Records that describe figures

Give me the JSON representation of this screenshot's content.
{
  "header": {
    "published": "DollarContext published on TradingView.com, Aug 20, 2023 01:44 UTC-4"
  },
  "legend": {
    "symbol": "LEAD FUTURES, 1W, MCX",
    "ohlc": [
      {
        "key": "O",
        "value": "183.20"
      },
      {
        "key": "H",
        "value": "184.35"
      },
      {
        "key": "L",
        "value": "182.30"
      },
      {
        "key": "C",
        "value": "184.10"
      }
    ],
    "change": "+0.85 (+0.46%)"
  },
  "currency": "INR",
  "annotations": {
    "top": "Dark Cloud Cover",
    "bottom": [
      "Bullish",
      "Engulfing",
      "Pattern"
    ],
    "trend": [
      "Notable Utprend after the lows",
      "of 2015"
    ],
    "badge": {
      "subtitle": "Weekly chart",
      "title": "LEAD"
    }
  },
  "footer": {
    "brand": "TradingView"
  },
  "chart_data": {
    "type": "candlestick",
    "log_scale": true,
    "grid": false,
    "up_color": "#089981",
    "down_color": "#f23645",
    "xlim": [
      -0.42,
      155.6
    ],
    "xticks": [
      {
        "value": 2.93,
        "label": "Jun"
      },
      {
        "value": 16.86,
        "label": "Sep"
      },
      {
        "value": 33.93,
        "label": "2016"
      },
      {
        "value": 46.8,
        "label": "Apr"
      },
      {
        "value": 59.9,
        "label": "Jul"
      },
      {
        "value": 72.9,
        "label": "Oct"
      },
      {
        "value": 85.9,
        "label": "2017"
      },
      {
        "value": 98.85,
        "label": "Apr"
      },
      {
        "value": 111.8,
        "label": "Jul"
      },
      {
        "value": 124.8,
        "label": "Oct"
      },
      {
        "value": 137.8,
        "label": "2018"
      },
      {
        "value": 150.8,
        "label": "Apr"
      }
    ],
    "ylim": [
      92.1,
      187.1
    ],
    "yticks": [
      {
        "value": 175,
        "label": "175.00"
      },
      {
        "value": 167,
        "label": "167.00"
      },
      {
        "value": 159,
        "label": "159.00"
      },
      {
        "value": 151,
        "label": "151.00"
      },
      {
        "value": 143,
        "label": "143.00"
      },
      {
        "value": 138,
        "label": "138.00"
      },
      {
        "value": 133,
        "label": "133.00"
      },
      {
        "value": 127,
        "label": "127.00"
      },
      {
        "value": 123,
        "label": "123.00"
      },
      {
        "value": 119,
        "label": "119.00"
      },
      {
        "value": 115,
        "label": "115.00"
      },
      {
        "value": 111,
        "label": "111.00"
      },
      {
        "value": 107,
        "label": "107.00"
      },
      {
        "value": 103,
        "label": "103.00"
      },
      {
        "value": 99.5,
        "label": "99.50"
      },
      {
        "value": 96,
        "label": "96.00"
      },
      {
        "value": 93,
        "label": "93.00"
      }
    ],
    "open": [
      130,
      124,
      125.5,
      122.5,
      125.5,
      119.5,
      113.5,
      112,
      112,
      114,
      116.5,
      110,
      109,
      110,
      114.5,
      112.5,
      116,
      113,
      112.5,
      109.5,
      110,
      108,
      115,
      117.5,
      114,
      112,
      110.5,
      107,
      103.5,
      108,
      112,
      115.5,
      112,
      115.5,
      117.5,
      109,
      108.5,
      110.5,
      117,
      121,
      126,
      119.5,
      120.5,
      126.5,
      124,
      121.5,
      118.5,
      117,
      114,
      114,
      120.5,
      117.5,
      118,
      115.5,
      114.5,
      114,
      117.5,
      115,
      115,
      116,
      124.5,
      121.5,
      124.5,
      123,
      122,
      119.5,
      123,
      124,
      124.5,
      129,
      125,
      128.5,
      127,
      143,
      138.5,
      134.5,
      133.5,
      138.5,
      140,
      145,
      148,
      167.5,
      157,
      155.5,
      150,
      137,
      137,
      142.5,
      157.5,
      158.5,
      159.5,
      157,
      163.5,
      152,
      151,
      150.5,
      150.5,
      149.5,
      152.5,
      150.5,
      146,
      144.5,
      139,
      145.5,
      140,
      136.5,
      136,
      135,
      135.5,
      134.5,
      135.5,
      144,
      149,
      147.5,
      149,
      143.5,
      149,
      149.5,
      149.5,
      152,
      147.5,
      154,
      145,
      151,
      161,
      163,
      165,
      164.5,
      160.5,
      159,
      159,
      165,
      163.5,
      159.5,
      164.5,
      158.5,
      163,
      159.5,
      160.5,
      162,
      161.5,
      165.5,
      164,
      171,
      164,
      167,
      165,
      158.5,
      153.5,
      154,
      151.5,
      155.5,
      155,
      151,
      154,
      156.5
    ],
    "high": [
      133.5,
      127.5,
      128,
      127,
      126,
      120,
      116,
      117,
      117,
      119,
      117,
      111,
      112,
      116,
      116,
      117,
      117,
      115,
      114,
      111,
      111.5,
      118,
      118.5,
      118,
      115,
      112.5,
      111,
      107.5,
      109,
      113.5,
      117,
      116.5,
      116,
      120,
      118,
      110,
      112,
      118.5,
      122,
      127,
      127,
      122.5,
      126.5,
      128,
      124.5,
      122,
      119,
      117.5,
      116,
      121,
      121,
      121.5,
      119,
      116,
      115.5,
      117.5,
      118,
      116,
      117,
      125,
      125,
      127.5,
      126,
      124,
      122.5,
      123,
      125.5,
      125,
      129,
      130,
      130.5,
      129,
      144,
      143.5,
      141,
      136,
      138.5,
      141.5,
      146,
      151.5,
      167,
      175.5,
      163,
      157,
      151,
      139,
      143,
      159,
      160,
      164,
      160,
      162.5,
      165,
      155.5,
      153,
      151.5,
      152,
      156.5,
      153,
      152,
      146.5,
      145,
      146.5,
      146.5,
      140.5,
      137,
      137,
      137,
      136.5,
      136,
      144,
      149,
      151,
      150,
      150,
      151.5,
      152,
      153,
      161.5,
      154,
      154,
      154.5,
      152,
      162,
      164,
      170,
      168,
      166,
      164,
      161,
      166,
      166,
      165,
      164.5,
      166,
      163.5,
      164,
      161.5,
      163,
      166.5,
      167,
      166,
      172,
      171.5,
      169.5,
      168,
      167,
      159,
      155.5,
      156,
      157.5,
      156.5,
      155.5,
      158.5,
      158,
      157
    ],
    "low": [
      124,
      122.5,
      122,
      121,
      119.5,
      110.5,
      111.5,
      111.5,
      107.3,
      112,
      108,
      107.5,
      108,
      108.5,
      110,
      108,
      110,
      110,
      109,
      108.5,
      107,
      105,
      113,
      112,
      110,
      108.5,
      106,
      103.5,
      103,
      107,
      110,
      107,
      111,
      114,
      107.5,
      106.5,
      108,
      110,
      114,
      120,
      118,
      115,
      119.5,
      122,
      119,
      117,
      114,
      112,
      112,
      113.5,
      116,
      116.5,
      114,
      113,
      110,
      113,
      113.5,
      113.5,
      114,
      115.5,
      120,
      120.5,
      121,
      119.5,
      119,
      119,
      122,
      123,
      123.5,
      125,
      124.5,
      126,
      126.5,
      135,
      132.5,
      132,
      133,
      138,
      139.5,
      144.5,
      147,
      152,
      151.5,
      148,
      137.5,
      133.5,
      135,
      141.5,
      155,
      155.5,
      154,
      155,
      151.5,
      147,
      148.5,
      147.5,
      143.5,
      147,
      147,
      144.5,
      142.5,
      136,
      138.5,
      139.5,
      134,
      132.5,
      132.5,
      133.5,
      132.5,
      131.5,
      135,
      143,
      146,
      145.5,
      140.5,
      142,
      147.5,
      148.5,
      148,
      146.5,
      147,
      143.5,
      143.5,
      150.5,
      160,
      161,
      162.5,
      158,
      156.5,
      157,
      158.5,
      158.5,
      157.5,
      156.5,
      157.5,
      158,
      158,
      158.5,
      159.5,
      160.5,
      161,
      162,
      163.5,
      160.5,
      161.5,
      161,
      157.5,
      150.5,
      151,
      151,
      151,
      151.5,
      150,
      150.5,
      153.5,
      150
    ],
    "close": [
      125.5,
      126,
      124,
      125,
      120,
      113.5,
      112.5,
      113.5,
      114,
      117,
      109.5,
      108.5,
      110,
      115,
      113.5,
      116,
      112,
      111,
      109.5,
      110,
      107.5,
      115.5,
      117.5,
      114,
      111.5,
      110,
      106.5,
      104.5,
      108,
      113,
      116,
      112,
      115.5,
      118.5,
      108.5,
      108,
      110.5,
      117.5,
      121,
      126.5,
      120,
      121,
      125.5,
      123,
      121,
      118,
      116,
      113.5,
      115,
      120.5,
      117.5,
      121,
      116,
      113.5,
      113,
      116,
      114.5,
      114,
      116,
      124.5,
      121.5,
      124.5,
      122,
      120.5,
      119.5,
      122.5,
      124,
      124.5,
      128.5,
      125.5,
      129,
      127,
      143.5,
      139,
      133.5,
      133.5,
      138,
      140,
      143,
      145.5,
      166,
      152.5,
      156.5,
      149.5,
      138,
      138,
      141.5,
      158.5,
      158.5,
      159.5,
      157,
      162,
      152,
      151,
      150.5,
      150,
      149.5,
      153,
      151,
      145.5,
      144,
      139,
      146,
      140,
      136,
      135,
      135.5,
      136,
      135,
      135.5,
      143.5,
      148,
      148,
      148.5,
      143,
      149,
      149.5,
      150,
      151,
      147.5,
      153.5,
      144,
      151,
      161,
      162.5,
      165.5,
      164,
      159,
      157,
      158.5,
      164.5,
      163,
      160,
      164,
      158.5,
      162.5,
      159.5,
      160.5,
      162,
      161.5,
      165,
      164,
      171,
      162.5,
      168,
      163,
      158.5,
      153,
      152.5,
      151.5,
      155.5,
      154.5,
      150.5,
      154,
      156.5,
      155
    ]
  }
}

■ Task directions
Identify and copy the lines holding the word "LEAD".

■ Output for this task
    "symbol": "LEAD FUTURES, 1W, MCX",
      "title": "LEAD"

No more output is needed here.